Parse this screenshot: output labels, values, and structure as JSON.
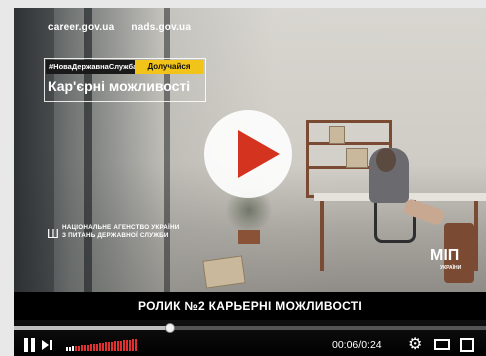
{
  "video": {
    "sites": [
      "career.gov.ua",
      "nads.gov.ua"
    ],
    "hashtag": "#НоваДержавнаСлужба",
    "join_label": "Долучайся",
    "headline": "Кар'єрні можливості",
    "agency_line1": "НАЦІОНАЛЬНЕ АГЕНСТВО УКРАЇНИ",
    "agency_line2": "З ПИТАНЬ ДЕРЖАВНОЇ СЛУЖБИ",
    "ministry_logo": "МІП",
    "ministry_sub": "УКРАЇНИ",
    "caption": "РОЛИК №2 КАРЬЕРНІ МОЖЛИВОСТІ"
  },
  "controls": {
    "time_display": "00:06/0:24",
    "progress_fraction": 0.33,
    "volume_fraction": 1.0,
    "icons": [
      "pause-icon",
      "next-icon",
      "volume-icon",
      "settings-icon",
      "theater-icon",
      "fullscreen-icon"
    ]
  },
  "colors": {
    "play_accent": "#d3331f",
    "join_badge": "#f2c318",
    "volume_active": "#e03030"
  }
}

# # # # # # #

§ Your task
Copy out each line of the data where the string "УКРАЇНИ" appears.

§ Result for this exercise
    "agency_line1": "НАЦІОНАЛЬНЕ АГЕНСТВО УКРАЇНИ",
    "ministry_sub": "УКРАЇНИ",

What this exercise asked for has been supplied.